• _Directive_
Output the rows below, from the first one through the one containing "The surface 54 is at (320, 465).", as a Markdown table with the columns No. and Entry. Number each row and leave out blank lines.

Stored entries
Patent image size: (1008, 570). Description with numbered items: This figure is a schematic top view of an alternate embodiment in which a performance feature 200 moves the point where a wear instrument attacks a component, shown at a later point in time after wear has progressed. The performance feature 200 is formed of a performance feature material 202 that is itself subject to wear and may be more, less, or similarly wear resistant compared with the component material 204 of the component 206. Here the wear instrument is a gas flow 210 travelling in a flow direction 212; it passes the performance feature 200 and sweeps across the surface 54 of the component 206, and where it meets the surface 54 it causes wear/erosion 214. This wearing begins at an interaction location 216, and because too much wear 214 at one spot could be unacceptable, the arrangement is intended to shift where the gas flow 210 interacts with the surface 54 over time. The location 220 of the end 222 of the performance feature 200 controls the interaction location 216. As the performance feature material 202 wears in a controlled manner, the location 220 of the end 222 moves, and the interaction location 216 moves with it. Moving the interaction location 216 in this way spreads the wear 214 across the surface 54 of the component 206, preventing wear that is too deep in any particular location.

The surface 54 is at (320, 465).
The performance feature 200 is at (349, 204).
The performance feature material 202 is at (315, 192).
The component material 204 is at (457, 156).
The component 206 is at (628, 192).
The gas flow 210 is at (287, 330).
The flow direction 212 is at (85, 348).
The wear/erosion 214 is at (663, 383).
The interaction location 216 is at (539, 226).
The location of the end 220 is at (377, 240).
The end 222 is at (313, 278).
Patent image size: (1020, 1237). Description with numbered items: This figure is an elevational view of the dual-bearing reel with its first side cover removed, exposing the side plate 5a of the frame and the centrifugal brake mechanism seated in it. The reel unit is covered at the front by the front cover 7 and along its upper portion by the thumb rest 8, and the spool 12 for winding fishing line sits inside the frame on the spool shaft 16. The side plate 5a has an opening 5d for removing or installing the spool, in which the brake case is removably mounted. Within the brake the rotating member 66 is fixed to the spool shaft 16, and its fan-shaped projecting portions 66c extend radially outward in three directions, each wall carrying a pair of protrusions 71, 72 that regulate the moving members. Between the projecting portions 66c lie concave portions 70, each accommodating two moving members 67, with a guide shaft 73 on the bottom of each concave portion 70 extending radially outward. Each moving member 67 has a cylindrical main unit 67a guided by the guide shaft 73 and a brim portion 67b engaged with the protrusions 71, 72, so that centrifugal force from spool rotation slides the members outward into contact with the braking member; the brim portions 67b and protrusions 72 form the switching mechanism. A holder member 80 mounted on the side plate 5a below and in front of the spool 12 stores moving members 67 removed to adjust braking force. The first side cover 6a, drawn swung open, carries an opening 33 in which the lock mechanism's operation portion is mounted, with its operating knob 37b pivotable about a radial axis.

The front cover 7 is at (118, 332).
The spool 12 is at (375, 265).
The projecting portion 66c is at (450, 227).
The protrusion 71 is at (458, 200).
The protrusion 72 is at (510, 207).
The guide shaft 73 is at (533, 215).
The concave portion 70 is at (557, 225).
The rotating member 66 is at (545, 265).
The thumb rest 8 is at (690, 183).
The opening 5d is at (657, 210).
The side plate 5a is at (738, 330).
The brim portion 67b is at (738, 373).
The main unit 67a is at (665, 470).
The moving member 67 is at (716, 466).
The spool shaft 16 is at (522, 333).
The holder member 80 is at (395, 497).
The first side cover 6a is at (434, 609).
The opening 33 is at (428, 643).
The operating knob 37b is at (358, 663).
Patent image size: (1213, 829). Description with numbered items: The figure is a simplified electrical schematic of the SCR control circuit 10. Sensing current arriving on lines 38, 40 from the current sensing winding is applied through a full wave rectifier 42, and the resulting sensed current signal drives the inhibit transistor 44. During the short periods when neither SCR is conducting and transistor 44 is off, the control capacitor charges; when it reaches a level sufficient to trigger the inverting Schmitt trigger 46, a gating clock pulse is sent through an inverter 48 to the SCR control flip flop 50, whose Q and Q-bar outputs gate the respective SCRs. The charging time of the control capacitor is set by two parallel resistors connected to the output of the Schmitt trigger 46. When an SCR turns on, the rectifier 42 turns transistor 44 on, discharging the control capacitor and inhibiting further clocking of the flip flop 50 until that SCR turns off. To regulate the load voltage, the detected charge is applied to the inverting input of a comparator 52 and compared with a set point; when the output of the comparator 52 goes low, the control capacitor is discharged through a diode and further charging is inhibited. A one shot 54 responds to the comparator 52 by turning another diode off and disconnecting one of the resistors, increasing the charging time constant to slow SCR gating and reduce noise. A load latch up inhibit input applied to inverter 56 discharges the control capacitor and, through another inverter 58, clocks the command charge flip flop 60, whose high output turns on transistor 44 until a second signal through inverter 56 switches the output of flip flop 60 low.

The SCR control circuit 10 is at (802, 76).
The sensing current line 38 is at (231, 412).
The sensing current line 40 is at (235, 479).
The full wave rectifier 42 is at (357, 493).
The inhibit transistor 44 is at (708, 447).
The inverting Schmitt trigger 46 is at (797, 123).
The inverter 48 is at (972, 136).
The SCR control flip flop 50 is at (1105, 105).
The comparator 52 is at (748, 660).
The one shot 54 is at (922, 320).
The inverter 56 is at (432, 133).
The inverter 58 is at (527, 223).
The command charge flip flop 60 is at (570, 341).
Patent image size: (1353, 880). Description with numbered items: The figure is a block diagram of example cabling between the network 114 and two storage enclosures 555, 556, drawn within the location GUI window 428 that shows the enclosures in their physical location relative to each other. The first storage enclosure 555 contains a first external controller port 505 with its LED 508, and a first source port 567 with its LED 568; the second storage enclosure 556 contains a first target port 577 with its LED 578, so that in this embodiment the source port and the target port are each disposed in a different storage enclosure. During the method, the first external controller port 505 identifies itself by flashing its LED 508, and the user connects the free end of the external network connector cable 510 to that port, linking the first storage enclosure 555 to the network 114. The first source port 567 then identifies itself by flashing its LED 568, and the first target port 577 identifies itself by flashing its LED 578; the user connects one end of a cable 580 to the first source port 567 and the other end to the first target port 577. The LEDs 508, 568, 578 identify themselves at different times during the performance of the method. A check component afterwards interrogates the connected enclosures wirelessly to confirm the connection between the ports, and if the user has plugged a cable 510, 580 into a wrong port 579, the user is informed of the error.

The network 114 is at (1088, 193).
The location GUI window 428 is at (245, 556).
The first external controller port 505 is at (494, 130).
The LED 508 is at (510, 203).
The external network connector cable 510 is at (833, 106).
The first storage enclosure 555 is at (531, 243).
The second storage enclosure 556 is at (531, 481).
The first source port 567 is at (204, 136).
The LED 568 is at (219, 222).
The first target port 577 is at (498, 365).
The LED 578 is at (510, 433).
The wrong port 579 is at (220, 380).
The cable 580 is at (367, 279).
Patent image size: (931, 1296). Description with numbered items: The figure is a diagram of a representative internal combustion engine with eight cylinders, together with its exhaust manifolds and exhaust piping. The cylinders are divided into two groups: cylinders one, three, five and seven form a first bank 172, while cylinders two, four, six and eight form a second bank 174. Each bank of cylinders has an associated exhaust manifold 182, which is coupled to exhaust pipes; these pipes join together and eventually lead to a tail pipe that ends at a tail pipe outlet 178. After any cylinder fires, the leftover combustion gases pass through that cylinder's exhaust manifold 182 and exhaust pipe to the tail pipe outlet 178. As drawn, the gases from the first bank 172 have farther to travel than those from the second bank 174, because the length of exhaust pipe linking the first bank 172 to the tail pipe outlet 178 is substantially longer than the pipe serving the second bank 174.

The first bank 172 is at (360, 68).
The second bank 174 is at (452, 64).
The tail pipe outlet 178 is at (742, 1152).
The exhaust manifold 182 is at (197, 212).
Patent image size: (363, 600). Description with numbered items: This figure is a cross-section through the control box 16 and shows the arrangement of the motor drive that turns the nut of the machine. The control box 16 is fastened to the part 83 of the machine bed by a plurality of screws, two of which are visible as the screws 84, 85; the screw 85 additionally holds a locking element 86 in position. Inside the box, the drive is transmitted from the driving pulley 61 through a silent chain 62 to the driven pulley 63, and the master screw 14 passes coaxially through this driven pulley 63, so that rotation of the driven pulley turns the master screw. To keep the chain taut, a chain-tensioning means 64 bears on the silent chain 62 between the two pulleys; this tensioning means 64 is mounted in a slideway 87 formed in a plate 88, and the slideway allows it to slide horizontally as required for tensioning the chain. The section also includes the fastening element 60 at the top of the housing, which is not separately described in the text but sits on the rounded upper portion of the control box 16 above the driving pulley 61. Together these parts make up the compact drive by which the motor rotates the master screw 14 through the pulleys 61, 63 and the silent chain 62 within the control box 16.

• _Exercise answer_
| No. | Entry |
|---|---|
| 1 | Patent image size: (1008, 570). Description with numbered items: This figure is a schematic top view of an alternate embodiment in which a performance feature 200 moves the point where a wear instrument attacks a component, shown at a later point in time after wear has progressed. The performance feature 200 is formed of a performance feature material 202 that is itself subject to wear and may be more, less, or similarly wear resistant compared with the component material 204 of the component 206. Here the wear instrument is a gas flow 210 travelling in a flow direction 212; it passes the performance feature 200 and sweeps across the surface 54 of the component 206, and where it meets the surface 54 it causes wear/erosion 214. This wearing begins at an interaction location 216, and because too much wear 214 at one spot could be unacceptable, the arrangement is intended to shift where the gas flow 210 interacts with the surface 54 over time. The location 220 of the end 222 of the performance feature 200 controls the interaction location 216. As the performance feature material 202 wears in a controlled manner, the location 220 of the end 222 moves, and the interaction location 216 moves with it. Moving the interaction location 216 in this way spreads the wear 214 across the surface 54 of the component 206, preventing wear that is too deep in any particular location. |
| 2 | The surface 54 is at (320, 465). |